## What you need to do:
Tally the lines that hold the string "nrepresenting", and reply with the count alone.

## START

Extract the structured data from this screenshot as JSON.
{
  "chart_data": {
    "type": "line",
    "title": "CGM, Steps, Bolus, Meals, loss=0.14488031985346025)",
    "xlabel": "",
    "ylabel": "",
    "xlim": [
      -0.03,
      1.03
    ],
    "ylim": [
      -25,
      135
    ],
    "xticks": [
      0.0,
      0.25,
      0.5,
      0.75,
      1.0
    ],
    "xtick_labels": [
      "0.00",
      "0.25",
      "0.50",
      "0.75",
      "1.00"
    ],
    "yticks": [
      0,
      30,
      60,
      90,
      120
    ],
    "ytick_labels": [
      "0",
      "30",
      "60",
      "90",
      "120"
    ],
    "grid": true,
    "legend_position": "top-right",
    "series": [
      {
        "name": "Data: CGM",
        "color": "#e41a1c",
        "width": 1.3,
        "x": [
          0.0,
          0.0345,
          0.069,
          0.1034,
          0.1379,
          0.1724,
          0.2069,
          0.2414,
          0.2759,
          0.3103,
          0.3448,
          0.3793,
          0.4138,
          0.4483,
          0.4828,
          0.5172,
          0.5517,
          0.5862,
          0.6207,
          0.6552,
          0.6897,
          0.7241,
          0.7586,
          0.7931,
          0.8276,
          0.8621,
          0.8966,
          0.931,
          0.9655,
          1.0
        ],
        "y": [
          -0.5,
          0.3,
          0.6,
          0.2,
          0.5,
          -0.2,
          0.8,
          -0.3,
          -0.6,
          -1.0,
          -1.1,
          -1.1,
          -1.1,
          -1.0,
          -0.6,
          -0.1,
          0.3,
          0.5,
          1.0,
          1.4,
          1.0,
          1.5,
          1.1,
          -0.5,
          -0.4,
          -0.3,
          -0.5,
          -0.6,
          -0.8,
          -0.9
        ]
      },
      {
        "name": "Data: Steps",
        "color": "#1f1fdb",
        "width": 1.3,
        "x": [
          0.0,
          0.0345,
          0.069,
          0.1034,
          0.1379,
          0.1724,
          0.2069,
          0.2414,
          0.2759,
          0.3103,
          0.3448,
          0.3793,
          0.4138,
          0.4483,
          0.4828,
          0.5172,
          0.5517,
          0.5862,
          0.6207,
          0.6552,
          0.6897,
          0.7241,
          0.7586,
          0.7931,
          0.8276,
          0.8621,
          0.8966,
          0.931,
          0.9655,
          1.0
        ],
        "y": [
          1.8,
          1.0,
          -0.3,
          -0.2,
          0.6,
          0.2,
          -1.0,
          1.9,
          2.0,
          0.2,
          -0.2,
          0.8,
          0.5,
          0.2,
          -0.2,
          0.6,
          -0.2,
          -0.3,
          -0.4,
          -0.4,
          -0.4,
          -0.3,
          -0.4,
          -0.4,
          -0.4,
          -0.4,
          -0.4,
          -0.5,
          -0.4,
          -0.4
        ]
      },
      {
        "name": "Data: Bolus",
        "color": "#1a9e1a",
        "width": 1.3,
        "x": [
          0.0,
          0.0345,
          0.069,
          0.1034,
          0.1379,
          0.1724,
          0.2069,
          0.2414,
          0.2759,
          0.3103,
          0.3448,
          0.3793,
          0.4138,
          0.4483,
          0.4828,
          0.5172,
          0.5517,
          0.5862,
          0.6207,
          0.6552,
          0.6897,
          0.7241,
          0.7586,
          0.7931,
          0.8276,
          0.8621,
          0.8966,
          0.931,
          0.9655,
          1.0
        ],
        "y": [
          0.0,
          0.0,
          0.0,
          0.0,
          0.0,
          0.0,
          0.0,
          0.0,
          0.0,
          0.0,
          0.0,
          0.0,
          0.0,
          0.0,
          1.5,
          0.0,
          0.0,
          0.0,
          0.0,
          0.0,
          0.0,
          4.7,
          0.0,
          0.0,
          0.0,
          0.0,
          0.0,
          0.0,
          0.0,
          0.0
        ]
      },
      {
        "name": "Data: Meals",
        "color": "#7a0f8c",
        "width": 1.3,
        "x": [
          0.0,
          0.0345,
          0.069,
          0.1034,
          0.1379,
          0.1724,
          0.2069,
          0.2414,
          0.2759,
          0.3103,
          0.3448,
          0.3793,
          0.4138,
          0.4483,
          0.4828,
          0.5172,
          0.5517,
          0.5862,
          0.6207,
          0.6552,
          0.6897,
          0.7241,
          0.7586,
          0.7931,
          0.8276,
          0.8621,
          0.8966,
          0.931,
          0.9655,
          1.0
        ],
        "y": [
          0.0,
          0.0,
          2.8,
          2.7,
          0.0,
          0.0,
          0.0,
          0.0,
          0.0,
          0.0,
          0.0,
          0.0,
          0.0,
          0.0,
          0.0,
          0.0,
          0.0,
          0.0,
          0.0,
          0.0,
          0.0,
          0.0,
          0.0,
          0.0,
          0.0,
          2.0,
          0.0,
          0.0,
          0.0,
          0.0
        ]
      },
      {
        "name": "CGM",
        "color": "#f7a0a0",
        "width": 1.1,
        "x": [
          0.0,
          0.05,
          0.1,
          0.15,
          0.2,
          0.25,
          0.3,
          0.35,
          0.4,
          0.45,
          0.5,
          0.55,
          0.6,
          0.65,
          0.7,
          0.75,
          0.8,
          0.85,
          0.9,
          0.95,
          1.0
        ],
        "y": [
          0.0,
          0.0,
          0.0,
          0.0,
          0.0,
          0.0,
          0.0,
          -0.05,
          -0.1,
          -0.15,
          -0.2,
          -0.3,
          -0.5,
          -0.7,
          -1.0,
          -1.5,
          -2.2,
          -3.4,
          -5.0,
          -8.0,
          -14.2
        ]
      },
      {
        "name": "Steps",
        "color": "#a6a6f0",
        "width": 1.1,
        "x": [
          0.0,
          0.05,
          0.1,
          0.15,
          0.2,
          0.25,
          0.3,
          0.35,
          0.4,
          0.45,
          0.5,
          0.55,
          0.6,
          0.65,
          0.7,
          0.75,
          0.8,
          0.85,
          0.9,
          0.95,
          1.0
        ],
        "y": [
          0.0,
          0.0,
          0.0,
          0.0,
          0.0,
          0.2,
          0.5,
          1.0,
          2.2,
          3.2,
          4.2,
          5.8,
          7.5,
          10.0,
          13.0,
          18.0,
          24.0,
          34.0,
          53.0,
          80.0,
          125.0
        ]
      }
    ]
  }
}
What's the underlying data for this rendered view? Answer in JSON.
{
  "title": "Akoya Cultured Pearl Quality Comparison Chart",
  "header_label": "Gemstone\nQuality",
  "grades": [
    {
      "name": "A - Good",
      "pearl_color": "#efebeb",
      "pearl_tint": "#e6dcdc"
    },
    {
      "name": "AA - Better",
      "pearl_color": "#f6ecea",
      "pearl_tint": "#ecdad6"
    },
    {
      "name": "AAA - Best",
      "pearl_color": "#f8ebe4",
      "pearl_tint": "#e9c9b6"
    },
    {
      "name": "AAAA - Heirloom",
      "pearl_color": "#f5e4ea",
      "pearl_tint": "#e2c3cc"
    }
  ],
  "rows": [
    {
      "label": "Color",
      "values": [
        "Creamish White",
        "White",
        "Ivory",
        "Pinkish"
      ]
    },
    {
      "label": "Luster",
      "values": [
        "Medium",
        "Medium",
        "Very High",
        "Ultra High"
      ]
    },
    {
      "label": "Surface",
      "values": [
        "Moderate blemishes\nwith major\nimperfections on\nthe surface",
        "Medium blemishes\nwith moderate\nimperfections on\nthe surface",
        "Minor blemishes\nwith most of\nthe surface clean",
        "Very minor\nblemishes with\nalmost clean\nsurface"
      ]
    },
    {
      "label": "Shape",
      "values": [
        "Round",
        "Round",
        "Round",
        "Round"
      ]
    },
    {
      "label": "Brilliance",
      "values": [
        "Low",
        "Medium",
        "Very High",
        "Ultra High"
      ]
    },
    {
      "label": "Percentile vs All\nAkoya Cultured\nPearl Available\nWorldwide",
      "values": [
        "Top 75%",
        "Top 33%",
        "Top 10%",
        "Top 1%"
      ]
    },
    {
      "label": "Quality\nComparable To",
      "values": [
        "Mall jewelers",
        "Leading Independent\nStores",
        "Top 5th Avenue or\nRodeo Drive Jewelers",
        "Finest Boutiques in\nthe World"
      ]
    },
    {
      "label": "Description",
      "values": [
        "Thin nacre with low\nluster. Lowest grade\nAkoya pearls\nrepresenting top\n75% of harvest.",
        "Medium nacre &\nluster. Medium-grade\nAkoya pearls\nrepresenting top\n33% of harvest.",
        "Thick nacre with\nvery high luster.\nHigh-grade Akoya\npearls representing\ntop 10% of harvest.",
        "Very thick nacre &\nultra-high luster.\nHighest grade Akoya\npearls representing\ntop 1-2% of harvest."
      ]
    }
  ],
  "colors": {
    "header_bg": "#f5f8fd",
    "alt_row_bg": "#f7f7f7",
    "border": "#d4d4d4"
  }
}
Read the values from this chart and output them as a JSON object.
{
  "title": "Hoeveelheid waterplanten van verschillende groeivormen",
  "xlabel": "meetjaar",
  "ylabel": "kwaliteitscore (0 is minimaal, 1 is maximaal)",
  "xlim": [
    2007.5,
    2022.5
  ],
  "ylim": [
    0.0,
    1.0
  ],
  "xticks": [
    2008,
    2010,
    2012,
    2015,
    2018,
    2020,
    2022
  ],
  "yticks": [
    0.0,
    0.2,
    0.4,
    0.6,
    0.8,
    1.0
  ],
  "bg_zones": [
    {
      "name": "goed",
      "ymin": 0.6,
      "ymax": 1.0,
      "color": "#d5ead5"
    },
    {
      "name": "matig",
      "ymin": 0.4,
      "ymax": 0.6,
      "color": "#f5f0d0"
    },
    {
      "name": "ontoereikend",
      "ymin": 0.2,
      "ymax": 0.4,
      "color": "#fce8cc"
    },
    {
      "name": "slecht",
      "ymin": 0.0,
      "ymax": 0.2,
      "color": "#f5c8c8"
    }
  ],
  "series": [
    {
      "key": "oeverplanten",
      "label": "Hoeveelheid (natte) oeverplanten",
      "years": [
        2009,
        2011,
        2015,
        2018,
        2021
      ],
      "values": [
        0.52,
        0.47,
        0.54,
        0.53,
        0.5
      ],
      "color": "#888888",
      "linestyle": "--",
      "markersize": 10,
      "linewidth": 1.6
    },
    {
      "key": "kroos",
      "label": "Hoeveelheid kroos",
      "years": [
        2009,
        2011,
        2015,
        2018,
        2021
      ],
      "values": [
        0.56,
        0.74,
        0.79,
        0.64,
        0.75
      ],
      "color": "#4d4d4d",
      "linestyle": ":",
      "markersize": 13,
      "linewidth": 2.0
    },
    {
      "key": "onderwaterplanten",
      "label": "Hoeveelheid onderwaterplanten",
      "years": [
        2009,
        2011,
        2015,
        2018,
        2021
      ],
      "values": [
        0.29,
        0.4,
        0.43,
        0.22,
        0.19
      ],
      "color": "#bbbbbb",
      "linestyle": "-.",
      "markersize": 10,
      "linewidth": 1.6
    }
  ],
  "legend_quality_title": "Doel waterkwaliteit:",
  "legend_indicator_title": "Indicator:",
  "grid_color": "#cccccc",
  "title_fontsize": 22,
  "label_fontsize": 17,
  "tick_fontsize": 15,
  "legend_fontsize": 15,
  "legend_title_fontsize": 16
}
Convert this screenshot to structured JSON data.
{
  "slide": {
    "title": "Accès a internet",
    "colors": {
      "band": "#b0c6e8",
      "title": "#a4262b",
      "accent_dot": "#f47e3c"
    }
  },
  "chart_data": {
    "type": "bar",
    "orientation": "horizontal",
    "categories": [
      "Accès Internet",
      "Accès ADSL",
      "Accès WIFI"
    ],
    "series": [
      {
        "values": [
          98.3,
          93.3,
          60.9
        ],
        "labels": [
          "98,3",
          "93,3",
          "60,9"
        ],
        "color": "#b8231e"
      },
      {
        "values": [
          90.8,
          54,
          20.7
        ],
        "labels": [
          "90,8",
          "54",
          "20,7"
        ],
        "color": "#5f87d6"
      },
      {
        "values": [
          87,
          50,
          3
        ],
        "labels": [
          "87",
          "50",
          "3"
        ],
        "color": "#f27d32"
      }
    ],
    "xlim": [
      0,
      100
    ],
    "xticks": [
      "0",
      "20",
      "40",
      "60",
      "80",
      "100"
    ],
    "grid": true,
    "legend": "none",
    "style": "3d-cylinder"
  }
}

## END

## Answer:
2